Set exercise:
In the entries that follow, find the word "this" and report each line it is on.

## Start Data shown

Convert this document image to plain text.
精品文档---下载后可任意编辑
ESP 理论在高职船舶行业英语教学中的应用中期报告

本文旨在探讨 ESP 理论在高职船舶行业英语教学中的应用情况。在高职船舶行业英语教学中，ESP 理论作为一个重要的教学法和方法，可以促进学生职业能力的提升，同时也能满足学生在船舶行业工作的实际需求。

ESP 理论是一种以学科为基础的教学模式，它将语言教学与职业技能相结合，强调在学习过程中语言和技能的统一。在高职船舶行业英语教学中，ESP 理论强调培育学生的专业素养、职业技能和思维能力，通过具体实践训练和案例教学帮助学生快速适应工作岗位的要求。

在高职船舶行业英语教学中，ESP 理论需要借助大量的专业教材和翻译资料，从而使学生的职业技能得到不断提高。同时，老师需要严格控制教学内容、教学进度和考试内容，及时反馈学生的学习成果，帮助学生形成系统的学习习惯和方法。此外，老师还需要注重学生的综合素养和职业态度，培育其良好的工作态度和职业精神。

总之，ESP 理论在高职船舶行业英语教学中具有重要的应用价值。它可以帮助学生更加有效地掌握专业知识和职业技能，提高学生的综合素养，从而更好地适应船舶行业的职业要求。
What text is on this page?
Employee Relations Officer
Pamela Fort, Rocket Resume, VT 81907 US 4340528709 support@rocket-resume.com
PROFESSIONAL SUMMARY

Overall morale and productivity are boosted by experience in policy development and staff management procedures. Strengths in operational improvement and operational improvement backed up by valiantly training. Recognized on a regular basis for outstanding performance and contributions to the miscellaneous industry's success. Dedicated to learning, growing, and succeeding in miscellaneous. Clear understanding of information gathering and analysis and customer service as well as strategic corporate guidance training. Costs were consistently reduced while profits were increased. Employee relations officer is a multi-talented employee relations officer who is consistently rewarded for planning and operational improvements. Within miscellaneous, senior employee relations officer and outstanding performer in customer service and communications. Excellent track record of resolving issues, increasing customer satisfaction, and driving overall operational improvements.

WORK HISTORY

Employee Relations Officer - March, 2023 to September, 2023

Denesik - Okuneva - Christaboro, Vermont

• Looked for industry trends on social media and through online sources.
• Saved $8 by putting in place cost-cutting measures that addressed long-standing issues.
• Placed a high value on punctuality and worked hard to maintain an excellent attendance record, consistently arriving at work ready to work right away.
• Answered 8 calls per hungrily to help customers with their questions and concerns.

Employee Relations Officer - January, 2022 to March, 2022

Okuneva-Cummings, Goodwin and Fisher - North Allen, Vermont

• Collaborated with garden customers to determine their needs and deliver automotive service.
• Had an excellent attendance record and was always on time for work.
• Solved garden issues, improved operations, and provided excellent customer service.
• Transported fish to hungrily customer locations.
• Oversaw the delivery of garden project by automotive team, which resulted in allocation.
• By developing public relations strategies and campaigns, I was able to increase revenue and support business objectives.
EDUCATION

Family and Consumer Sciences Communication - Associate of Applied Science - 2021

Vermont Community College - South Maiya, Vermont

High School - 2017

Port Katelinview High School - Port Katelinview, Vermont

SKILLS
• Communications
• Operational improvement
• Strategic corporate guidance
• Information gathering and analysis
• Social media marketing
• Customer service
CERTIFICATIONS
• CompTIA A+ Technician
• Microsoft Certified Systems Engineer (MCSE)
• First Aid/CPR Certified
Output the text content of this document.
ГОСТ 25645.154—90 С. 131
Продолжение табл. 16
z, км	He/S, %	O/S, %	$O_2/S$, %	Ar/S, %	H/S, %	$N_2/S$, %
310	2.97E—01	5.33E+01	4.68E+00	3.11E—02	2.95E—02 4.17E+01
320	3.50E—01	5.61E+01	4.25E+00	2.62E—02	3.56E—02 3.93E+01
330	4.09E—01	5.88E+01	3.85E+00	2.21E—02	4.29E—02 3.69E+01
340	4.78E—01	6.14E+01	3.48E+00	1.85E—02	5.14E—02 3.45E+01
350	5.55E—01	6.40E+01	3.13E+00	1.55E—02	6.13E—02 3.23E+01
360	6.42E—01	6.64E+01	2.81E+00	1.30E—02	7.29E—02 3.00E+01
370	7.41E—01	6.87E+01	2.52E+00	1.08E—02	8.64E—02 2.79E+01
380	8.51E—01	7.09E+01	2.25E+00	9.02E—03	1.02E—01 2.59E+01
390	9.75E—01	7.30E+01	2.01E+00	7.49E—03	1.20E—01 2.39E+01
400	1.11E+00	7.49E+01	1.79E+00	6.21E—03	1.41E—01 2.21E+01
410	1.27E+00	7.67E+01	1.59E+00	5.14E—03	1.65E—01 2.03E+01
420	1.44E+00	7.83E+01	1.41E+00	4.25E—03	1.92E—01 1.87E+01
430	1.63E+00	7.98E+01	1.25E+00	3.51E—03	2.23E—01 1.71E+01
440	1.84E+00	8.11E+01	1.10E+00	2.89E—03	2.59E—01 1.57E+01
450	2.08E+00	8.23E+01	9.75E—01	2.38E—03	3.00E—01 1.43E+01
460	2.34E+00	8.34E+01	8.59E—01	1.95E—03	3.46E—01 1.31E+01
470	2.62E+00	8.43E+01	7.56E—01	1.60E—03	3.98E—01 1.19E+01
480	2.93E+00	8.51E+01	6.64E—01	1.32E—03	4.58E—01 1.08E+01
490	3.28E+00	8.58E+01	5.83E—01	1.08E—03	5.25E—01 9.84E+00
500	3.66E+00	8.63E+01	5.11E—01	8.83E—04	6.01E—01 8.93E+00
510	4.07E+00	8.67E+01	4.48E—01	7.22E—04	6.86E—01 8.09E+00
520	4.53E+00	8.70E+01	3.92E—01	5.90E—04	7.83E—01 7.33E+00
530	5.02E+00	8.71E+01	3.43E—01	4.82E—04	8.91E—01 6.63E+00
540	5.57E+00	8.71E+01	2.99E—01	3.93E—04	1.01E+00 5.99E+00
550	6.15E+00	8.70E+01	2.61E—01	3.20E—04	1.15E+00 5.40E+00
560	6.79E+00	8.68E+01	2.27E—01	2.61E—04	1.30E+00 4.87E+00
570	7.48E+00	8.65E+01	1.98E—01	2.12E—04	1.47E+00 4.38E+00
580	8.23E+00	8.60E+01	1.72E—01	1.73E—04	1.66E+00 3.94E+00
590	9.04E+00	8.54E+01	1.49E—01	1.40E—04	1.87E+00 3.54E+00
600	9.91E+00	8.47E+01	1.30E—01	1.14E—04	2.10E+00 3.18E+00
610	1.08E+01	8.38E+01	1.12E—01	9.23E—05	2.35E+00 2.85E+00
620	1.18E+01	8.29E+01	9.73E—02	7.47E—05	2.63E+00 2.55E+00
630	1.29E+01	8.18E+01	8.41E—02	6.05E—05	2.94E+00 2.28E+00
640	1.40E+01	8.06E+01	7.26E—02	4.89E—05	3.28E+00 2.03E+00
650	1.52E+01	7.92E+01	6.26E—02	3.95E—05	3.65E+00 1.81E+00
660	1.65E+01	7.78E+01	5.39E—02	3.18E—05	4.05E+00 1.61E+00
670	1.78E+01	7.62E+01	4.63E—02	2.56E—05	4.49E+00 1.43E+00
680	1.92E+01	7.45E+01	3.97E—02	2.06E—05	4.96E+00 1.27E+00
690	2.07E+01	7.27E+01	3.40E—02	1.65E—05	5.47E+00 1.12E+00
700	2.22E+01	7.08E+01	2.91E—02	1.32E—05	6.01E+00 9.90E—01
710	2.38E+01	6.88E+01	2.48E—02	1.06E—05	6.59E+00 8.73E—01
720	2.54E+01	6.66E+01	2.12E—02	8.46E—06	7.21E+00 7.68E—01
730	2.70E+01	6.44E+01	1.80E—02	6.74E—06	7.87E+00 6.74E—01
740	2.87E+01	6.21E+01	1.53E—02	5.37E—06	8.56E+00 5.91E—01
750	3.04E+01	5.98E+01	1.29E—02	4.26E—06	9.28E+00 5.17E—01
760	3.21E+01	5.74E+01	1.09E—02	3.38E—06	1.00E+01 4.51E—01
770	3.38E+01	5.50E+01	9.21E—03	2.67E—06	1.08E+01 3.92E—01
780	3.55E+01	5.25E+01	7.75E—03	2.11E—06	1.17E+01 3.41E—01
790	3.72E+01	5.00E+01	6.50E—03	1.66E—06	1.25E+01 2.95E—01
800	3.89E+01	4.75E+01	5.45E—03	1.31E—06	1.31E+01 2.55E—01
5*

## End Data shown

Exercise result:
Convert this document image to plain text.
What text is on this page?
Output the text content of this document.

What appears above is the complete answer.